## Rows
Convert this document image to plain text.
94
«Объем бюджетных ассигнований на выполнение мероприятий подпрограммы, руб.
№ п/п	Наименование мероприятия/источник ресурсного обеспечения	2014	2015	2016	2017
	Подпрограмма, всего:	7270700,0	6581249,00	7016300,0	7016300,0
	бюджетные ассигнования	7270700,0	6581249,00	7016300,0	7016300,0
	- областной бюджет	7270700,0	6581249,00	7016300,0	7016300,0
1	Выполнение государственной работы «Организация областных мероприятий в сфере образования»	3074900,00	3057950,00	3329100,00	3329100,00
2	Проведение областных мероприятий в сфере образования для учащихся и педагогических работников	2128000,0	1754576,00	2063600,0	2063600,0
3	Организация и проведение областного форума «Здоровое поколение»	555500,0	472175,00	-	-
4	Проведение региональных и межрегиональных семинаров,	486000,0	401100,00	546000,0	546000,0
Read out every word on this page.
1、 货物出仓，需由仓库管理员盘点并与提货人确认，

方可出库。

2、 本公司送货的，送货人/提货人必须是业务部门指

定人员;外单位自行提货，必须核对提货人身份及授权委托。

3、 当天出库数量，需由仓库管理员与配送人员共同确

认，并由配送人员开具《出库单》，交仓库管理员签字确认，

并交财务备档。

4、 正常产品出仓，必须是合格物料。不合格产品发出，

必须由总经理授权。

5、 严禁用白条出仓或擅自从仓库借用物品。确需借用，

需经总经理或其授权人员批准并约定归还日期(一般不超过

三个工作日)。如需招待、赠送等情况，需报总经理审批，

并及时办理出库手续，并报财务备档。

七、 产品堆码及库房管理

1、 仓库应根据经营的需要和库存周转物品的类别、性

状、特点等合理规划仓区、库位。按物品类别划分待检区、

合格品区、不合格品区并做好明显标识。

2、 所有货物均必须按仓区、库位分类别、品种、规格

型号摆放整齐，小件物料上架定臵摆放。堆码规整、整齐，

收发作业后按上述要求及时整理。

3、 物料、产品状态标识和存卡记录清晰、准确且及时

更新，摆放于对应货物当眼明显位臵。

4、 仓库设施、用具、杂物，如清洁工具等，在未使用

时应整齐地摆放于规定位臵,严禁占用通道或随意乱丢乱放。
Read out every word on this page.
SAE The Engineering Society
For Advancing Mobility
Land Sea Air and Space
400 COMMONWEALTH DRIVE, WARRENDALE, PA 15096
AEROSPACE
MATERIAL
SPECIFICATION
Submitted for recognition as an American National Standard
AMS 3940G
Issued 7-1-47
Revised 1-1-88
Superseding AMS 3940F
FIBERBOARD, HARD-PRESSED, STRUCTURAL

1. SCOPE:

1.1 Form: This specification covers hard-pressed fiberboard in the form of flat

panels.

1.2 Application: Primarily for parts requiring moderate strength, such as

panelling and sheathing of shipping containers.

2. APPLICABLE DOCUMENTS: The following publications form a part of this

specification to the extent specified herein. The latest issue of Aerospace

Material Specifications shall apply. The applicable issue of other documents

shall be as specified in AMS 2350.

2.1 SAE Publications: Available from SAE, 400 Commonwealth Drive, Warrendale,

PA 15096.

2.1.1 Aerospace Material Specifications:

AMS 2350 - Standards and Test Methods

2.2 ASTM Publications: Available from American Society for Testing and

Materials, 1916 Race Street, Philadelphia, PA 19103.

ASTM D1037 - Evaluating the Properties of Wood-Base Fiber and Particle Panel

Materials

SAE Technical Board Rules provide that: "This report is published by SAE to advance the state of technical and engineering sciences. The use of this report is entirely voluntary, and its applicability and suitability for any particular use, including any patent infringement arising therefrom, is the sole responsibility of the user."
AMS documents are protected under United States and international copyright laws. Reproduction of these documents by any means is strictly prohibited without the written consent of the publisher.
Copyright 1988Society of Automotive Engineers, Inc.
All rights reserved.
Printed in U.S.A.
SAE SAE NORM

## Problem statement
Retype the listing above in full, with no alterations.

## Complete answer
Convert this document image to plain text.
94
«Объем бюджетных ассигнований на выполнение мероприятий подпрограммы, руб.
№ п/п	Наименование мероприятия/источник ресурсного обеспечения	2014	2015	2016	2017
	Подпрограмма, всего:	7270700,0	6581249,00	7016300,0	7016300,0
	бюджетные ассигнования	7270700,0	6581249,00	7016300,0	7016300,0
	- областной бюджет	7270700,0	6581249,00	7016300,0	7016300,0
1	Выполнение государственной работы «Организация областных мероприятий в сфере образования»	3074900,00	3057950,00	3329100,00	3329100,00
2	Проведение областных мероприятий в сфере образования для учащихся и педагогических работников	2128000,0	1754576,00	2063600,0	2063600,0
3	Организация и проведение областного форума «Здоровое поколение»	555500,0	472175,00	-	-
4	Проведение региональных и межрегиональных семинаров,	486000,0	401100,00	546000,0	546000,0
Read out every word on this page.
1、 货物出仓，需由仓库管理员盘点并与提货人确认，

方可出库。

2、 本公司送货的，送货人/提货人必须是业务部门指

定人员;外单位自行提货，必须核对提货人身份及授权委托。

3、 当天出库数量，需由仓库管理员与配送人员共同确

认，并由配送人员开具《出库单》，交仓库管理员签字确认，

并交财务备档。

4、 正常产品出仓，必须是合格物料。不合格产品发出，

必须由总经理授权。

5、 严禁用白条出仓或擅自从仓库借用物品。确需借用，

需经总经理或其授权人员批准并约定归还日期(一般不超过

三个工作日)。如需招待、赠送等情况，需报总经理审批，

并及时办理出库手续，并报财务备档。

七、 产品堆码及库房管理

1、 仓库应根据经营的需要和库存周转物品的类别、性

状、特点等合理规划仓区、库位。按物品类别划分待检区、

合格品区、不合格品区并做好明显标识。

2、 所有货物均必须按仓区、库位分类别、品种、规格

型号摆放整齐，小件物料上架定臵摆放。堆码规整、整齐，

收发作业后按上述要求及时整理。

3、 物料、产品状态标识和存卡记录清晰、准确且及时

更新，摆放于对应货物当眼明显位臵。

4、 仓库设施、用具、杂物，如清洁工具等，在未使用

时应整齐地摆放于规定位臵,严禁占用通道或随意乱丢乱放。
Read out every word on this page.
SAE The Engineering Society
For Advancing Mobility
Land Sea Air and Space
400 COMMONWEALTH DRIVE, WARRENDALE, PA 15096
AEROSPACE
MATERIAL
SPECIFICATION
Submitted for recognition as an American National Standard
AMS 3940G
Issued 7-1-47
Revised 1-1-88
Superseding AMS 3940F
FIBERBOARD, HARD-PRESSED, STRUCTURAL

1. SCOPE:

1.1 Form: This specification covers hard-pressed fiberboard in the form of flat

panels.

1.2 Application: Primarily for parts requiring moderate strength, such as

panelling and sheathing of shipping containers.

2. APPLICABLE DOCUMENTS: The following publications form a part of this

specification to the extent specified herein. The latest issue of Aerospace

Material Specifications shall apply. The applicable issue of other documents

shall be as specified in AMS 2350.

2.1 SAE Publications: Available from SAE, 400 Commonwealth Drive, Warrendale,

PA 15096.

2.1.1 Aerospace Material Specifications:

AMS 2350 - Standards and Test Methods

2.2 ASTM Publications: Available from American Society for Testing and

Materials, 1916 Race Street, Philadelphia, PA 19103.

ASTM D1037 - Evaluating the Properties of Wood-Base Fiber and Particle Panel

Materials

SAE Technical Board Rules provide that: "This report is published by SAE to advance the state of technical and engineering sciences. The use of this report is entirely voluntary, and its applicability and suitability for any particular use, including any patent infringement arising therefrom, is the sole responsibility of the user."
AMS documents are protected under United States and international copyright laws. Reproduction of these documents by any means is strictly prohibited without the written consent of the publisher.
Copyright 1988Society of Automotive Engineers, Inc.
All rights reserved.
Printed in U.S.A.
SAE SAE NORM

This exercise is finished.